> **CHALLENGE**
Pick out and copy every line below that has the word "Dialogfenster".

> **RECORDS FOR THE EXERCISE**
☆ ☆ ☆ ☆ ☆ ☆ ☆
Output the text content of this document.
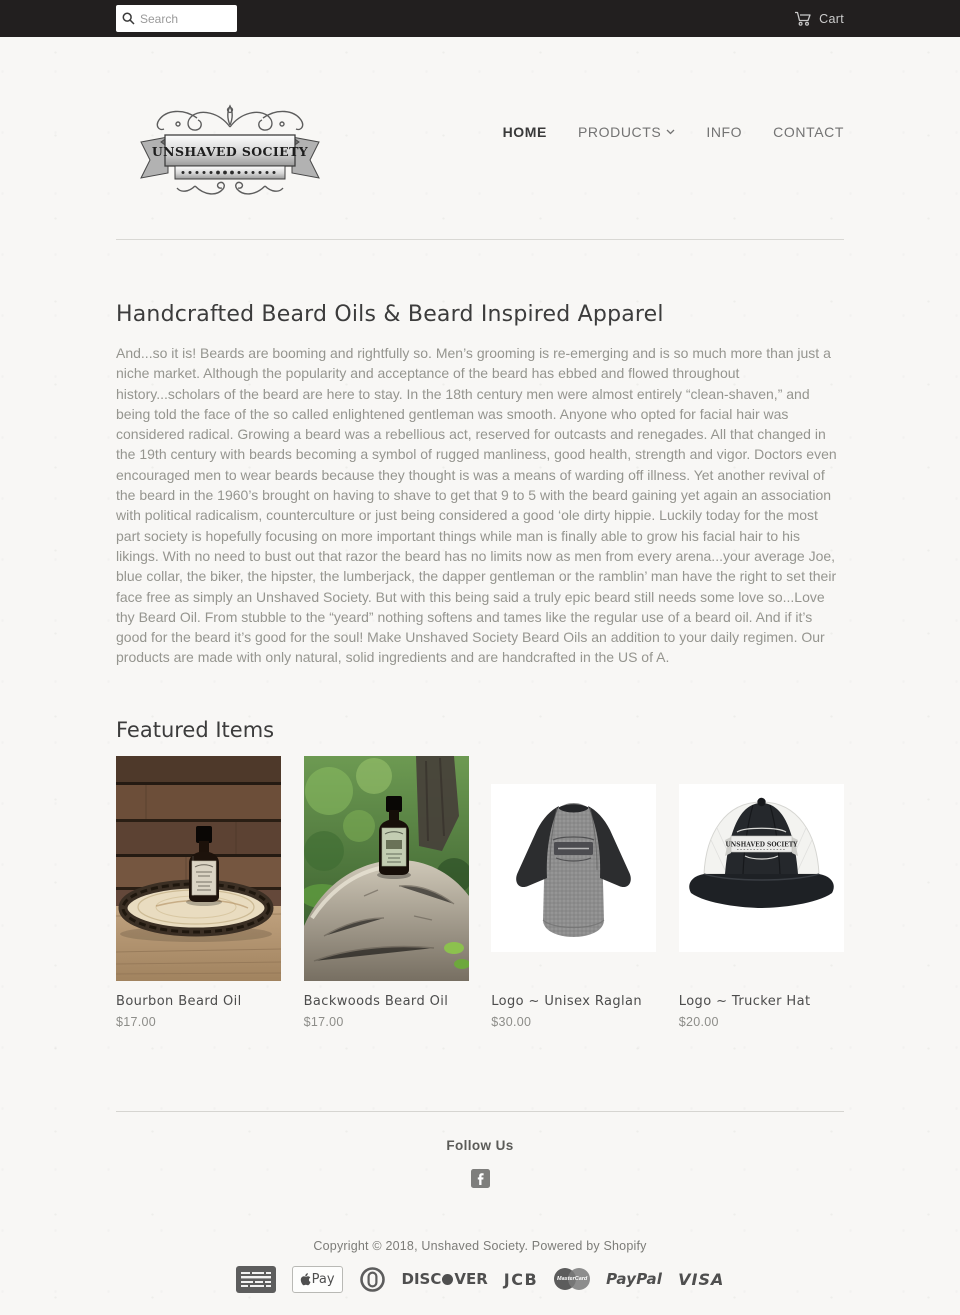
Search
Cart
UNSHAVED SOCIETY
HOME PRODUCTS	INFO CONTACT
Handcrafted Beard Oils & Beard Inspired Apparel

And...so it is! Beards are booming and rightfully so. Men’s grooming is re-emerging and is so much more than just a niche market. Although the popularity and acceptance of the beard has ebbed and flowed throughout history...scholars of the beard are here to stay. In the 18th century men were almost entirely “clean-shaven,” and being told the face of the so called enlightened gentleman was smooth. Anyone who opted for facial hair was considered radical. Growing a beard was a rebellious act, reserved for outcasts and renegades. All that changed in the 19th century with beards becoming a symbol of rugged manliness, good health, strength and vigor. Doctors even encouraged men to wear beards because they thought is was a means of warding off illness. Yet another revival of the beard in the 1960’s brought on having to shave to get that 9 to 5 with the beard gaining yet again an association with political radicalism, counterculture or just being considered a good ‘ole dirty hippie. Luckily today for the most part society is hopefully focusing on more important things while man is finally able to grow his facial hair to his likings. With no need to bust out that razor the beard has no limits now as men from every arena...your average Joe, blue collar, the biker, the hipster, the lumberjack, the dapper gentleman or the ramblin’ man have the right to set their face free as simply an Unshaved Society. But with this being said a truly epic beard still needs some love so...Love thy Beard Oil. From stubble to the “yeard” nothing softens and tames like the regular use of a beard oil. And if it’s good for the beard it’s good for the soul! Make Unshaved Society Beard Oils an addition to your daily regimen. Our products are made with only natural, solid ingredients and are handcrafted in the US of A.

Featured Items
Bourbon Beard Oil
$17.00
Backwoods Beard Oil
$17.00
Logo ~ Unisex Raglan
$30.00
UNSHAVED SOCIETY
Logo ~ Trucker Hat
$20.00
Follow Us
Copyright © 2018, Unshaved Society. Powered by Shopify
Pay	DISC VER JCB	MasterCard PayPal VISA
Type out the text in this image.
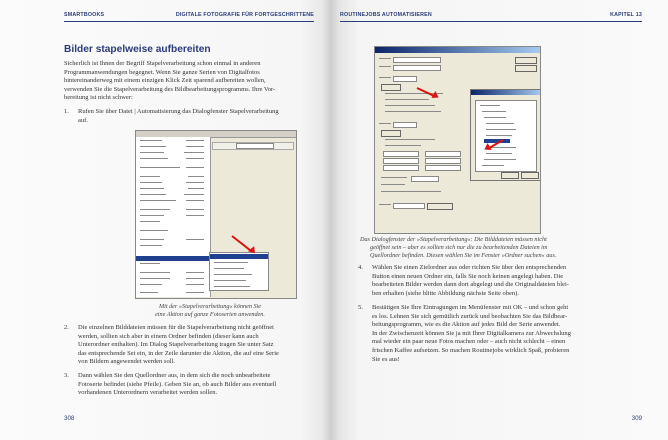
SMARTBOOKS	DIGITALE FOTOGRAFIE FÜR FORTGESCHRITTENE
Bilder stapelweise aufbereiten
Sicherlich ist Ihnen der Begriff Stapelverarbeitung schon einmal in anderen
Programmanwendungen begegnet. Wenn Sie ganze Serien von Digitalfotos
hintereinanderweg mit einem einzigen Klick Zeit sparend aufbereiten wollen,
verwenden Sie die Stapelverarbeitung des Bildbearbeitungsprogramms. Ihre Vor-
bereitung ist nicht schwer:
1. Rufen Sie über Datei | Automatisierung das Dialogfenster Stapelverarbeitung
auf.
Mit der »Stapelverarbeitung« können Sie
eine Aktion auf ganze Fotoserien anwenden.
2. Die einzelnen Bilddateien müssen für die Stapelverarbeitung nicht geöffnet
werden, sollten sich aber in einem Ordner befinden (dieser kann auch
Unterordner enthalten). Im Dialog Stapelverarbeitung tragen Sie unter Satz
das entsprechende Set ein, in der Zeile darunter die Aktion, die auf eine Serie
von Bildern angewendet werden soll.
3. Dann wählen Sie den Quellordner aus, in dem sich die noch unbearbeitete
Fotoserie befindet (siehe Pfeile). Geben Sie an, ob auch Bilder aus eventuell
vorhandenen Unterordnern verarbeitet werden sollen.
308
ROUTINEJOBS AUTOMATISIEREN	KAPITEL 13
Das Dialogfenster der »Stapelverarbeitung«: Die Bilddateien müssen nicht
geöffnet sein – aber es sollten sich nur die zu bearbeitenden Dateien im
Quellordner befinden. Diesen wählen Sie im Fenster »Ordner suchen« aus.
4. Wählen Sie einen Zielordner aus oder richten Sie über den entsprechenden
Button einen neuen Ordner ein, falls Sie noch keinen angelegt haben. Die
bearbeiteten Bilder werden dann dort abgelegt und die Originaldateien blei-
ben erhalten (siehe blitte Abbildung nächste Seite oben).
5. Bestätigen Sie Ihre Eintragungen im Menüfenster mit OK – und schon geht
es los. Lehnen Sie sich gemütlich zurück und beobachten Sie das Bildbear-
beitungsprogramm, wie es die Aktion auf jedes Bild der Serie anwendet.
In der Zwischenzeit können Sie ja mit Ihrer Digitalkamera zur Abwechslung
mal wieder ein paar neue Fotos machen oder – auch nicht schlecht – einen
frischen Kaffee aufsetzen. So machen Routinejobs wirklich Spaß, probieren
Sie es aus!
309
☆ ☆ ☆ ☆ ☆ ☆ ☆
> **EXERCISE SOLUTION**
1. Rufen Sie über Datei | Automatisierung das Dialogfenster Stapelverarbeitung
Das Dialogfenster der »Stapelverarbeitung«: Die Bilddateien müssen nicht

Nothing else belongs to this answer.